▶ Exercise directions: Return the records exactly as they are.

[Items from a dataset]
** begin **

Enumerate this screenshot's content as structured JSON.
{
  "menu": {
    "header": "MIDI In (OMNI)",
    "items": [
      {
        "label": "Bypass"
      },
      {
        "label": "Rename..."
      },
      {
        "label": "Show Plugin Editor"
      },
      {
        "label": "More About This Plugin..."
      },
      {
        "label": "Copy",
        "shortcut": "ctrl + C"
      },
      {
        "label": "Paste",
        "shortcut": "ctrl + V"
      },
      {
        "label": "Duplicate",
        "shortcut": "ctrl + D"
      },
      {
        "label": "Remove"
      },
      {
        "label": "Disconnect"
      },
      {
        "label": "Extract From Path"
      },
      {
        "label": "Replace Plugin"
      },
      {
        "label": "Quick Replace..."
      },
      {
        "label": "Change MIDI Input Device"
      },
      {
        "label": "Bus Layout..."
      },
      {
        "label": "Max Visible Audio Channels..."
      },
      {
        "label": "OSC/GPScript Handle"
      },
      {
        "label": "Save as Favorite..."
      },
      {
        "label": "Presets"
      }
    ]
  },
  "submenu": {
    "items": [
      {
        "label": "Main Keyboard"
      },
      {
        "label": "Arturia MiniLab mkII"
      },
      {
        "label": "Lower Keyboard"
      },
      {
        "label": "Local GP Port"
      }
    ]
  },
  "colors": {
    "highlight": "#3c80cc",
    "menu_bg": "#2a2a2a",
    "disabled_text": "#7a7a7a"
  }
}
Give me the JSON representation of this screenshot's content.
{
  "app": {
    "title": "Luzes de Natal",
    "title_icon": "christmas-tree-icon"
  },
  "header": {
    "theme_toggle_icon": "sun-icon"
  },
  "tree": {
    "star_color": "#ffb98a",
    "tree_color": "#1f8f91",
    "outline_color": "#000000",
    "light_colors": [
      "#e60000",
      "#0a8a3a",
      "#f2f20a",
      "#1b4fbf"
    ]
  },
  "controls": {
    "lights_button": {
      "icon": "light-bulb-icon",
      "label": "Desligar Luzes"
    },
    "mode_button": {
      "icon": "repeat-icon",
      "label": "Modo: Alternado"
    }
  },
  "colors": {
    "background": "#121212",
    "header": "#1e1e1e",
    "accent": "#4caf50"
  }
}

** end **

▶ Output of the task:
Enumerate this screenshot's content as structured JSON.
{
  "menu": {
    "header": "MIDI In (OMNI)",
    "items": [
      {
        "label": "Bypass"
      },
      {
        "label": "Rename..."
      },
      {
        "label": "Show Plugin Editor"
      },
      {
        "label": "More About This Plugin..."
      },
      {
        "label": "Copy",
        "shortcut": "ctrl + C"
      },
      {
        "label": "Paste",
        "shortcut": "ctrl + V"
      },
      {
        "label": "Duplicate",
        "shortcut": "ctrl + D"
      },
      {
        "label": "Remove"
      },
      {
        "label": "Disconnect"
      },
      {
        "label": "Extract From Path"
      },
      {
        "label": "Replace Plugin"
      },
      {
        "label": "Quick Replace..."
      },
      {
        "label": "Change MIDI Input Device"
      },
      {
        "label": "Bus Layout..."
      },
      {
        "label": "Max Visible Audio Channels..."
      },
      {
        "label": "OSC/GPScript Handle"
      },
      {
        "label": "Save as Favorite..."
      },
      {
        "label": "Presets"
      }
    ]
  },
  "submenu": {
    "items": [
      {
        "label": "Main Keyboard"
      },
      {
        "label": "Arturia MiniLab mkII"
      },
      {
        "label": "Lower Keyboard"
      },
      {
        "label": "Local GP Port"
      }
    ]
  },
  "colors": {
    "highlight": "#3c80cc",
    "menu_bg": "#2a2a2a",
    "disabled_text": "#7a7a7a"
  }
}
Give me the JSON representation of this screenshot's content.
{
  "app": {
    "title": "Luzes de Natal",
    "title_icon": "christmas-tree-icon"
  },
  "header": {
    "theme_toggle_icon": "sun-icon"
  },
  "tree": {
    "star_color": "#ffb98a",
    "tree_color": "#1f8f91",
    "outline_color": "#000000",
    "light_colors": [
      "#e60000",
      "#0a8a3a",
      "#f2f20a",
      "#1b4fbf"
    ]
  },
  "controls": {
    "lights_button": {
      "icon": "light-bulb-icon",
      "label": "Desligar Luzes"
    },
    "mode_button": {
      "icon": "repeat-icon",
      "label": "Modo: Alternado"
    }
  },
  "colors": {
    "background": "#121212",
    "header": "#1e1e1e",
    "accent": "#4caf50"
  }
}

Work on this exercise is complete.